Exercise task:
Transcribe the records below exactly as they appear, omitting any pictures.

Data records:
════
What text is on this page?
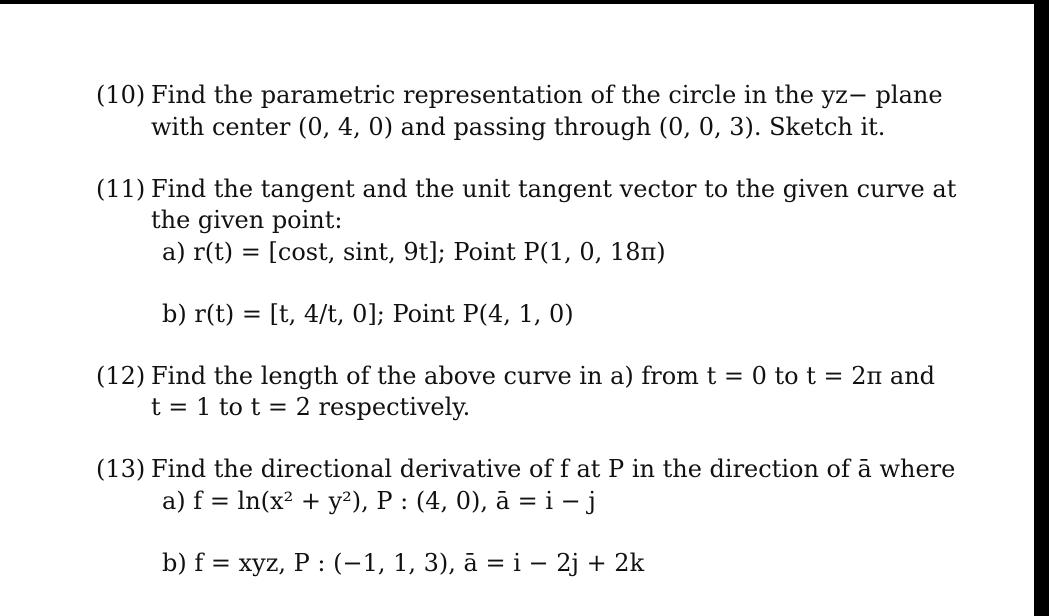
(10) Find the parametric representation of the circle in the yz− plane
with center (0, 4, 0) and passing through (0, 0, 3). Sketch it.
(11) Find the tangent and the unit tangent vector to the given curve at
the given point:
a) r(t) = [cost, sint, 9t]; Point P(1, 0, 18π)
b) r(t) = [t, 4/t, 0]; Point P(4, 1, 0)
(12) Find the length of the above curve in a) from t = 0 to t = 2π and
t = 1 to t = 2 respectively.
(13) Find the directional derivative of f at P in the direction of ā where
a) f = ln(x² + y²), P : (4, 0), ā = i − j
b) f = xyz, P : (−1, 1, 3), ā = i − 2j + 2k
════
Expected answer:
What text is on this page?
(10) Find the parametric representation of the circle in the yz− plane
with center (0, 4, 0) and passing through (0, 0, 3). Sketch it.
(11) Find the tangent and the unit tangent vector to the given curve at
the given point:
a) r(t) = [cost, sint, 9t]; Point P(1, 0, 18π)
b) r(t) = [t, 4/t, 0]; Point P(4, 1, 0)
(12) Find the length of the above curve in a) from t = 0 to t = 2π and
t = 1 to t = 2 respectively.
(13) Find the directional derivative of f at P in the direction of ā where
a) f = ln(x² + y²), P : (4, 0), ā = i − j
b) f = xyz, P : (−1, 1, 3), ā = i − 2j + 2k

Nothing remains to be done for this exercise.